**INFORMATION SHOWN**:
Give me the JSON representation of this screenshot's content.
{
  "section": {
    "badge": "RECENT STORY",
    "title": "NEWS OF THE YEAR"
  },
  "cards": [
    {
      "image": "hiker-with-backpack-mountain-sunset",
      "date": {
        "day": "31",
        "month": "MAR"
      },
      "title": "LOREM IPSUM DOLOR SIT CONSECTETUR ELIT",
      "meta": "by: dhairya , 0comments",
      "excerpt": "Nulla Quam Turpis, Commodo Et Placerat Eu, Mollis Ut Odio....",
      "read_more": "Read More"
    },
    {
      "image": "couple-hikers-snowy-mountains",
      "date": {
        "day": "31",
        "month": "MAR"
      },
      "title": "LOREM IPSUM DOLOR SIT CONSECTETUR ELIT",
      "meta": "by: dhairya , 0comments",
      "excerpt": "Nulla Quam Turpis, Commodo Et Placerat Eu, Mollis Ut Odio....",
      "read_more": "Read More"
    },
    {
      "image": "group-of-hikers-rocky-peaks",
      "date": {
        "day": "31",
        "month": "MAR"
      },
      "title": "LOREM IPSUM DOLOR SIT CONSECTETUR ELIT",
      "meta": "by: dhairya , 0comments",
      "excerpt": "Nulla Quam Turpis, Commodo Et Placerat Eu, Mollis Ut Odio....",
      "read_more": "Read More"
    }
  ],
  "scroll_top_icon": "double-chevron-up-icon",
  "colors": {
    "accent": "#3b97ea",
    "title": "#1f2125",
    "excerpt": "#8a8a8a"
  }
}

**AIM OF THE EXERCISE**: Write the data from above out again, exactly.

**TASK ANSWER**:
Give me the JSON representation of this screenshot's content.
{
  "section": {
    "badge": "RECENT STORY",
    "title": "NEWS OF THE YEAR"
  },
  "cards": [
    {
      "image": "hiker-with-backpack-mountain-sunset",
      "date": {
        "day": "31",
        "month": "MAR"
      },
      "title": "LOREM IPSUM DOLOR SIT CONSECTETUR ELIT",
      "meta": "by: dhairya , 0comments",
      "excerpt": "Nulla Quam Turpis, Commodo Et Placerat Eu, Mollis Ut Odio....",
      "read_more": "Read More"
    },
    {
      "image": "couple-hikers-snowy-mountains",
      "date": {
        "day": "31",
        "month": "MAR"
      },
      "title": "LOREM IPSUM DOLOR SIT CONSECTETUR ELIT",
      "meta": "by: dhairya , 0comments",
      "excerpt": "Nulla Quam Turpis, Commodo Et Placerat Eu, Mollis Ut Odio....",
      "read_more": "Read More"
    },
    {
      "image": "group-of-hikers-rocky-peaks",
      "date": {
        "day": "31",
        "month": "MAR"
      },
      "title": "LOREM IPSUM DOLOR SIT CONSECTETUR ELIT",
      "meta": "by: dhairya , 0comments",
      "excerpt": "Nulla Quam Turpis, Commodo Et Placerat Eu, Mollis Ut Odio....",
      "read_more": "Read More"
    }
  ],
  "scroll_top_icon": "double-chevron-up-icon",
  "colors": {
    "accent": "#3b97ea",
    "title": "#1f2125",
    "excerpt": "#8a8a8a"
  }
}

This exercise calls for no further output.